Data extracted from a collection:
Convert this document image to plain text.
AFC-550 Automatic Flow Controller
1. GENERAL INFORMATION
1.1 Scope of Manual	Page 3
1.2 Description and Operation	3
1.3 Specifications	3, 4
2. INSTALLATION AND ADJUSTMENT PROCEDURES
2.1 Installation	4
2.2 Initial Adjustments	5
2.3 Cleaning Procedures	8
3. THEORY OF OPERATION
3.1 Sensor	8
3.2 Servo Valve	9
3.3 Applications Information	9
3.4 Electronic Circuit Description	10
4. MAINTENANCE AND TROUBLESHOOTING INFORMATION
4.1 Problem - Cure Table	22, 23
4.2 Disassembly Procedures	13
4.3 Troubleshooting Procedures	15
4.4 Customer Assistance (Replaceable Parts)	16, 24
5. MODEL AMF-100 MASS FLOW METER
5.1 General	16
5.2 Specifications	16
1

...

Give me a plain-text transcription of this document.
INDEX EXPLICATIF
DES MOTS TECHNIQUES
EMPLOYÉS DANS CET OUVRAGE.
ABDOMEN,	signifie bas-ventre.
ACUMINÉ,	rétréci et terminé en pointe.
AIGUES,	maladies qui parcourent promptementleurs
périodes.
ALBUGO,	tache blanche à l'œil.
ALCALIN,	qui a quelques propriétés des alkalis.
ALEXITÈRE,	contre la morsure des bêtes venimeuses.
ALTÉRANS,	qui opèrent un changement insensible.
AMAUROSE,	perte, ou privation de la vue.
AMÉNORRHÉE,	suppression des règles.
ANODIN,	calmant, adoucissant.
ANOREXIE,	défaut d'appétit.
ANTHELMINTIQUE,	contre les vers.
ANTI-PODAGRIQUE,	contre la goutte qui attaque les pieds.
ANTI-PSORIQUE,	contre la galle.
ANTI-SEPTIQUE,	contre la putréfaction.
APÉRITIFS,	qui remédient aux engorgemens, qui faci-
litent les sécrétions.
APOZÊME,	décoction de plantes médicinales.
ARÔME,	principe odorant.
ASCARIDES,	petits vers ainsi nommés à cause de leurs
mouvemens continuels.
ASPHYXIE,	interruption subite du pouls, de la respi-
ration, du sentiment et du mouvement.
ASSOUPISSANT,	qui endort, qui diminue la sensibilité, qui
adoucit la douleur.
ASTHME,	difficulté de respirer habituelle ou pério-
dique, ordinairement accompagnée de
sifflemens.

• Problem statement: Count every line of the material above that holds the string "document", then state only the total.

• Solution to the exercise: 2